**What is needed:** Write the records below out in full, character for character, with no pictures.

**Record excerpts:**
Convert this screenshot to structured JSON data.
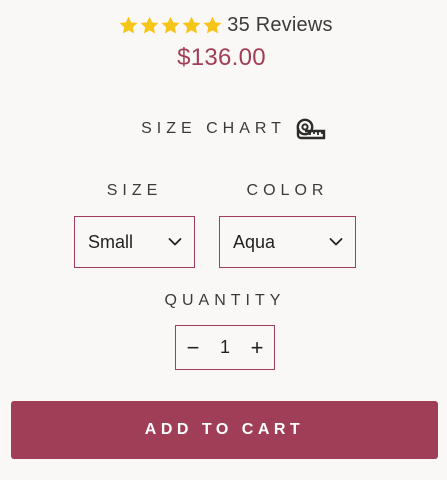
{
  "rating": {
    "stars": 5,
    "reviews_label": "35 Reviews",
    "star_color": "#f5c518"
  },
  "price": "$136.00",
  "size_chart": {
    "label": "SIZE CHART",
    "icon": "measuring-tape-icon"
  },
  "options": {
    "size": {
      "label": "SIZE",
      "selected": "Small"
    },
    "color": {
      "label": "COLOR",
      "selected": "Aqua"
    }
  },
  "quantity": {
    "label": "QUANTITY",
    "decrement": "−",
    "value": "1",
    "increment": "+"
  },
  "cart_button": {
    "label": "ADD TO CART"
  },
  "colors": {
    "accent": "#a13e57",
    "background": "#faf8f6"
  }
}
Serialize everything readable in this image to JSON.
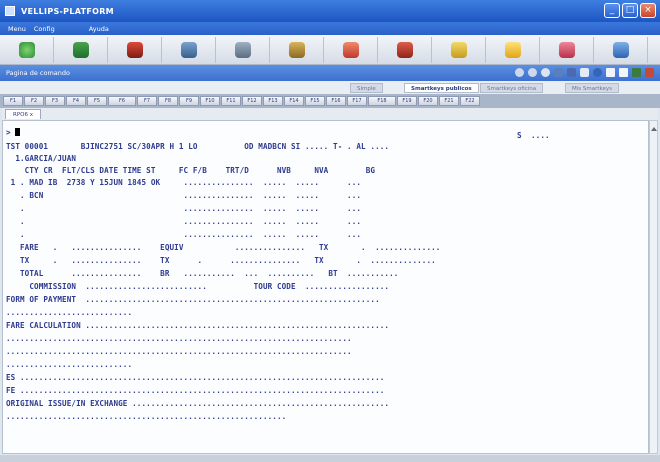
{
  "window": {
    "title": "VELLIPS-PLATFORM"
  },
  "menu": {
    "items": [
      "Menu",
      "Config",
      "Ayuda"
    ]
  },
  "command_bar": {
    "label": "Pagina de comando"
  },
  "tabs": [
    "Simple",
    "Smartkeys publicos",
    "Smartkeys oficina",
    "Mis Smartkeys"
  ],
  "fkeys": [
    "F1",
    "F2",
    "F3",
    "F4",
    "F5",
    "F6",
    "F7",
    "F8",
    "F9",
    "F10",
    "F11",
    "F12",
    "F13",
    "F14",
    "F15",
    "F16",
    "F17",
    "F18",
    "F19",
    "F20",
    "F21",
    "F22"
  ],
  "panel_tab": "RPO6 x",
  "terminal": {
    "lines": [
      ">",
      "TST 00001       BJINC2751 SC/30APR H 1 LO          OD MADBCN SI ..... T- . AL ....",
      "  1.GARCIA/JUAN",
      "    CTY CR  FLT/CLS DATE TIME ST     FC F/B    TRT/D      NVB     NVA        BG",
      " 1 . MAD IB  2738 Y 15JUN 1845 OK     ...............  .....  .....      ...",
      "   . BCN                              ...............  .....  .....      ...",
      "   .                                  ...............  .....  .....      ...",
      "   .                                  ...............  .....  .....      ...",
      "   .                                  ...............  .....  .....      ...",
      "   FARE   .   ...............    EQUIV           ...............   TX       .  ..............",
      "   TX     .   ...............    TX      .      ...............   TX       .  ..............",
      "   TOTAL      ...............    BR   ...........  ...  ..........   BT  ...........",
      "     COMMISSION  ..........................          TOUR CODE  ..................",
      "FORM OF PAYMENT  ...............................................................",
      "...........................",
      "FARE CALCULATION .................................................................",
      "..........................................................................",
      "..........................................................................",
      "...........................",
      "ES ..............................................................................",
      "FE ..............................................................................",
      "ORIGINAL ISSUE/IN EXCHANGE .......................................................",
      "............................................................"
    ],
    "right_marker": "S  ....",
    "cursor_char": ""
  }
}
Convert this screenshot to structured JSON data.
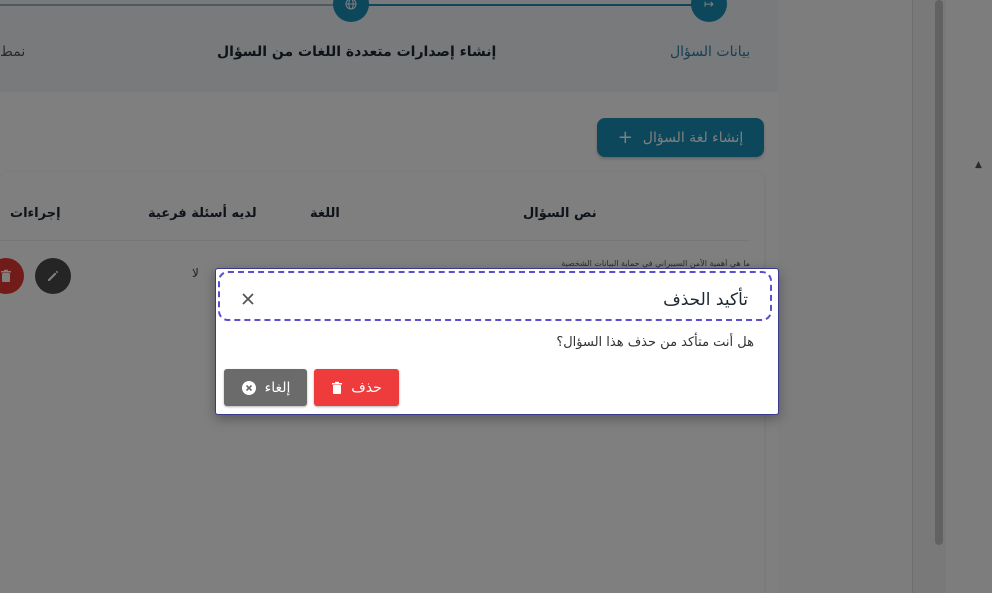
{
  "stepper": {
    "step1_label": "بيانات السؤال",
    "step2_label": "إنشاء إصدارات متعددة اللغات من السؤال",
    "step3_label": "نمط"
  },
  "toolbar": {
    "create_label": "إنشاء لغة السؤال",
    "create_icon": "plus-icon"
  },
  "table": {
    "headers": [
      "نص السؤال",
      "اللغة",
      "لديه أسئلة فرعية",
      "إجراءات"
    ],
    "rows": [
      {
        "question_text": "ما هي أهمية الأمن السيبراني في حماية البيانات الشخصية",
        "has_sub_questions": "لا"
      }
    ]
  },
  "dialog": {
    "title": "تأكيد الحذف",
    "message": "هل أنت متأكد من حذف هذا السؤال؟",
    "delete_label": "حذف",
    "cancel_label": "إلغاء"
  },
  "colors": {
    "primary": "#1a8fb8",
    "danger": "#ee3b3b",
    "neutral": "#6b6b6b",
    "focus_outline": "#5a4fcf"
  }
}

**Task response:**
Convert this screenshot to structured JSON data.
{
  "rating": {
    "stars": 5,
    "reviews_label": "35 Reviews",
    "star_color": "#f5c518"
  },
  "price": "$136.00",
  "size_chart": {
    "label": "SIZE CHART",
    "icon": "measuring-tape-icon"
  },
  "options": {
    "size": {
      "label": "SIZE",
      "selected": "Small"
    },
    "color": {
      "label": "COLOR",
      "selected": "Aqua"
    }
  },
  "quantity": {
    "label": "QUANTITY",
    "decrement": "−",
    "value": "1",
    "increment": "+"
  },
  "cart_button": {
    "label": "ADD TO CART"
  },
  "colors": {
    "accent": "#a13e57",
    "background": "#faf8f6"
  }
}
Serialize everything readable in this image to JSON.
{
  "window": {
    "title": "VELLIPS-PLATFORM"
  },
  "menu": {
    "items": [
      "Menu",
      "Config",
      "Ayuda"
    ]
  },
  "command_bar": {
    "label": "Pagina de comando"
  },
  "tabs": [
    "Simple",
    "Smartkeys publicos",
    "Smartkeys oficina",
    "Mis Smartkeys"
  ],
  "fkeys": [
    "F1",
    "F2",
    "F3",
    "F4",
    "F5",
    "F6",
    "F7",
    "F8",
    "F9",
    "F10",
    "F11",
    "F12",
    "F13",
    "F14",
    "F15",
    "F16",
    "F17",
    "F18",
    "F19",
    "F20",
    "F21",
    "F22"
  ],
  "panel_tab": "RPO6 x",
  "terminal": {
    "lines": [
      ">",
      "TST 00001       BJINC2751 SC/30APR H 1 LO          OD MADBCN SI ..... T- . AL ....",
      "  1.GARCIA/JUAN",
      "    CTY CR  FLT/CLS DATE TIME ST     FC F/B    TRT/D      NVB     NVA        BG",
      " 1 . MAD IB  2738 Y 15JUN 1845 OK     ...............  .....  .....      ...",
      "   . BCN                              ...............  .....  .....      ...",
      "   .                                  ...............  .....  .....      ...",
      "   .                                  ...............  .....  .....      ...",
      "   .                                  ...............  .....  .....      ...",
      "   FARE   .   ...............    EQUIV           ...............   TX       .  ..............",
      "   TX     .   ...............    TX      .      ...............   TX       .  ..............",
      "   TOTAL      ...............    BR   ...........  ...  ..........   BT  ...........",
      "     COMMISSION  ..........................          TOUR CODE  ..................",
      "FORM OF PAYMENT  ...............................................................",
      "...........................",
      "FARE CALCULATION .................................................................",
      "..........................................................................",
      "..........................................................................",
      "...........................",
      "ES ..............................................................................",
      "FE ..............................................................................",
      "ORIGINAL ISSUE/IN EXCHANGE .......................................................",
      "............................................................"
    ],
    "right_marker": "S  ....",
    "cursor_char": ""
  }
}
Convert this screenshot to structured JSON data.
{
  "stepper": {
    "step1_label": "بيانات السؤال",
    "step2_label": "إنشاء إصدارات متعددة اللغات من السؤال",
    "step3_label": "نمط"
  },
  "toolbar": {
    "create_label": "إنشاء لغة السؤال",
    "create_icon": "plus-icon"
  },
  "table": {
    "headers": [
      "نص السؤال",
      "اللغة",
      "لديه أسئلة فرعية",
      "إجراءات"
    ],
    "rows": [
      {
        "question_text": "ما هي أهمية الأمن السيبراني في حماية البيانات الشخصية",
        "has_sub_questions": "لا"
      }
    ]
  },
  "dialog": {
    "title": "تأكيد الحذف",
    "message": "هل أنت متأكد من حذف هذا السؤال؟",
    "delete_label": "حذف",
    "cancel_label": "إلغاء"
  },
  "colors": {
    "primary": "#1a8fb8",
    "danger": "#ee3b3b",
    "neutral": "#6b6b6b",
    "focus_outline": "#5a4fcf"
  }
}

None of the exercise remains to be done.